▶ SELECTED PASSAGE:
-------

The answer suggests itself, and, since it is so, one thing of which we must be ever-mindful is the influence of attitudes and actions. We may say the right words; we may write the right lines, but the lives of youth are influenced by the full effect of all they feel and see and sense⎯by the tensions and standards and morals of the home, of family, and friends, of teachers, and of our times. And no matter what we tell them, what they feel from us and see in us may be much more far-reaching than the routine of our teaching.

“…For,” to quote again, “you must take this for a certain truth, let them have what instructions you will, . . . that which will most influence their carriage will be the company they converse with, and the fashion of those about them. Children (nay, and men too) do most by example . . . ”

We would add these further lines from John Locke: “Virtue is harder to be got than a knowledge of the world; and if lost in a young man, is seldom recoverd . . . A young man before he leaves the shelter of his father=s house, . . . should be fortify’d with resolution, . . . to secure his virtues, lest he should be led into some ruinous course, or fatal precipice, before he is sufficiently acquainted with the dangers . . . and has steadiness enough not to yield to every temptation . . . He that lays the foundation of his son’s fortune in virtue and good breeding, takes the only sure and warrantable way . . . ”

This, in the language of some three centuries ago, simply says that our children will be in large measure a reflection of the background of family and friends and of the moral environment in which they live their lives. “What gift has Providence bestowed on man that is so dear to him as his children?” This places upon parents the responsibility of setting such patterns as children may in safety pursue.

-------

▶ SUPPLIED MATERIAL:
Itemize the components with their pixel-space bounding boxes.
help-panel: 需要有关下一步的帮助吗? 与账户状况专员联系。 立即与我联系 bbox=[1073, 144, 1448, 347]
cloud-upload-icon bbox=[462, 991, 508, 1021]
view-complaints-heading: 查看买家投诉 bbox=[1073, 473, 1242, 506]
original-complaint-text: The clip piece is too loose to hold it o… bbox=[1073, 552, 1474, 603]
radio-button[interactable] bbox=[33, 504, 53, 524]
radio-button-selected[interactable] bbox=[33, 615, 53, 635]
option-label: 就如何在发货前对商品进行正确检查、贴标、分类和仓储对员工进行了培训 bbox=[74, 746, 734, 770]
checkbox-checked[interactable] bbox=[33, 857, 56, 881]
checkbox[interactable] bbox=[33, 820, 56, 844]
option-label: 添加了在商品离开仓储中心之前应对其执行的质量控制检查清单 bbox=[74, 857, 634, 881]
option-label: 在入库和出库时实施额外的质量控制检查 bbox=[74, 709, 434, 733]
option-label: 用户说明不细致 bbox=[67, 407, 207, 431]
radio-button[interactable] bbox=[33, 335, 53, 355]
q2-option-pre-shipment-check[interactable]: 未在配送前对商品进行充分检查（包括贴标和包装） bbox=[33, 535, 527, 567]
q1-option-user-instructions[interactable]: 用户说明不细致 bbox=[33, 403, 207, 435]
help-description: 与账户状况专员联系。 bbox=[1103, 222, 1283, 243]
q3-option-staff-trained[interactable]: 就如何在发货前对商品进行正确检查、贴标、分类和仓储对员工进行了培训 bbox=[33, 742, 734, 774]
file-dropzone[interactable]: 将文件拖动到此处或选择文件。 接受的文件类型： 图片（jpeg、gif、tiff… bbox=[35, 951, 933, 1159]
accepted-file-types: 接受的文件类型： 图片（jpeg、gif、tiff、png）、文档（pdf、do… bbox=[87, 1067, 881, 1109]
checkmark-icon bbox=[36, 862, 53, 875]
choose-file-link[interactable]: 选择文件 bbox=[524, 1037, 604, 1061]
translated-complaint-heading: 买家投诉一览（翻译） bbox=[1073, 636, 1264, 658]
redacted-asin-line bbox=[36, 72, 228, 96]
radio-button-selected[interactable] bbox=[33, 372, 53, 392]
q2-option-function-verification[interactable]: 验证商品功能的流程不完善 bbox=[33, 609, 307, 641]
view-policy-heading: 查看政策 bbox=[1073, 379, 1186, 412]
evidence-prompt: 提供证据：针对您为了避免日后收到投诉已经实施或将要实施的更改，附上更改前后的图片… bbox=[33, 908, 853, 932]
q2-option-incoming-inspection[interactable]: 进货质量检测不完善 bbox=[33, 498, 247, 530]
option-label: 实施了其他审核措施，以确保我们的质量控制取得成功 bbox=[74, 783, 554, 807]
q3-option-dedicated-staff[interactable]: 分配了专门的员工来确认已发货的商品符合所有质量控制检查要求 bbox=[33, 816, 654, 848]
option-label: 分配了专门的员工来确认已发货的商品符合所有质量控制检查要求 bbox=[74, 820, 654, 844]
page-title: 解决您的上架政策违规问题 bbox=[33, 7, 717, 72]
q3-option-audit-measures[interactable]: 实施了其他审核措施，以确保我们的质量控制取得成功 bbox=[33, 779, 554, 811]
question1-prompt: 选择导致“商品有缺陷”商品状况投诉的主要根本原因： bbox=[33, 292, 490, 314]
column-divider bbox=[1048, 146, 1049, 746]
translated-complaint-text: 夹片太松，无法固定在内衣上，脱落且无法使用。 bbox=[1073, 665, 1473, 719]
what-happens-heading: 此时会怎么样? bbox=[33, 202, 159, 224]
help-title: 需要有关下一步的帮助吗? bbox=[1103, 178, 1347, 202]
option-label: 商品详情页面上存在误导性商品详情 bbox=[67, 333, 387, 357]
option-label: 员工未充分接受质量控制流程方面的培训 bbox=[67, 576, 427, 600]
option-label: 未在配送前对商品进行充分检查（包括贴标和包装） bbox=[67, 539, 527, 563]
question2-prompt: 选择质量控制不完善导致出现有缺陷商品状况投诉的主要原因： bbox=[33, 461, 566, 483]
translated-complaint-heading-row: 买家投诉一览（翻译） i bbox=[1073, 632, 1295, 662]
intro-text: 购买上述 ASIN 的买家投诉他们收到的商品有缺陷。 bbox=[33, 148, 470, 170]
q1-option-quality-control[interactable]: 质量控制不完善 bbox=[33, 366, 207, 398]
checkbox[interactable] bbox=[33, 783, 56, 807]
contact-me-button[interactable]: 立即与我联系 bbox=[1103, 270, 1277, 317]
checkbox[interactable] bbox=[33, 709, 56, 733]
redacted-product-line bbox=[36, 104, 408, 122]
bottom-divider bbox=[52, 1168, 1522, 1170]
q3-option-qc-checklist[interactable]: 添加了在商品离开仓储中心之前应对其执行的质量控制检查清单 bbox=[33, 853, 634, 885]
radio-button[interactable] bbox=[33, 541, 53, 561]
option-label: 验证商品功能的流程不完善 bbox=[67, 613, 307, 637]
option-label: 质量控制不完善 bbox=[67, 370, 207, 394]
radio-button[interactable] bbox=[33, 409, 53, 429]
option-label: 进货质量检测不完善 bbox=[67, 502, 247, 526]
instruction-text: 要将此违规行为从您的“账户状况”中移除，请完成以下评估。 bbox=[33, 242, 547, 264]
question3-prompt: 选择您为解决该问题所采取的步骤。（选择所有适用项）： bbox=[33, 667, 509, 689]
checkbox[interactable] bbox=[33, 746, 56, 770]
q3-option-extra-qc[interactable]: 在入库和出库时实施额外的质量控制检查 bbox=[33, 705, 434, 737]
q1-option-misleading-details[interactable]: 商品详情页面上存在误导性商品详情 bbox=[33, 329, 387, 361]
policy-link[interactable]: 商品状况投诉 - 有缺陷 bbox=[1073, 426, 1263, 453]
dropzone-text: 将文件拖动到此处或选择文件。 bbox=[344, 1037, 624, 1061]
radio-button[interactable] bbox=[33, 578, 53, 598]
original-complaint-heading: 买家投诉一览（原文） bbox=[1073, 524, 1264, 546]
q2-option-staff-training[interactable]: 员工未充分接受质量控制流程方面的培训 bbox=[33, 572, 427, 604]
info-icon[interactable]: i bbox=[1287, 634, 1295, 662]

-------

▶ WORK INSTRUCTIONS:
#1 In the passage, who wrote the lines saying that virtue is harder to get than a knowledge of the world?
#2 Rewrite the stretch of the passage from "This, in the" through "in safety pursue.", substituting "social setting" for "moral environment".
#3 Summarize the passage in two sentences.
The entries aren't needed for any of this.

▶ ANSWERS PROVIDED:
#1 John Locke.

#2
This, in the language of some three centuries ago, simply says that our children will be in large measure a reflection of the background of family and friends and of the social setting in which they live their lives. “What gift has Providence bestowed on man that is so dear to him as his children?” This places upon parents the responsibility of setting such patterns as children may in safety pursue.

#3 Young people are shaped less by what they are told than by the attitudes, actions, and standards they feel and see in their home, family, friends, teachers, and times. Drawing on John Locke's words about example and virtue, the passage concludes that parents are responsible for setting patterns their children may safely follow.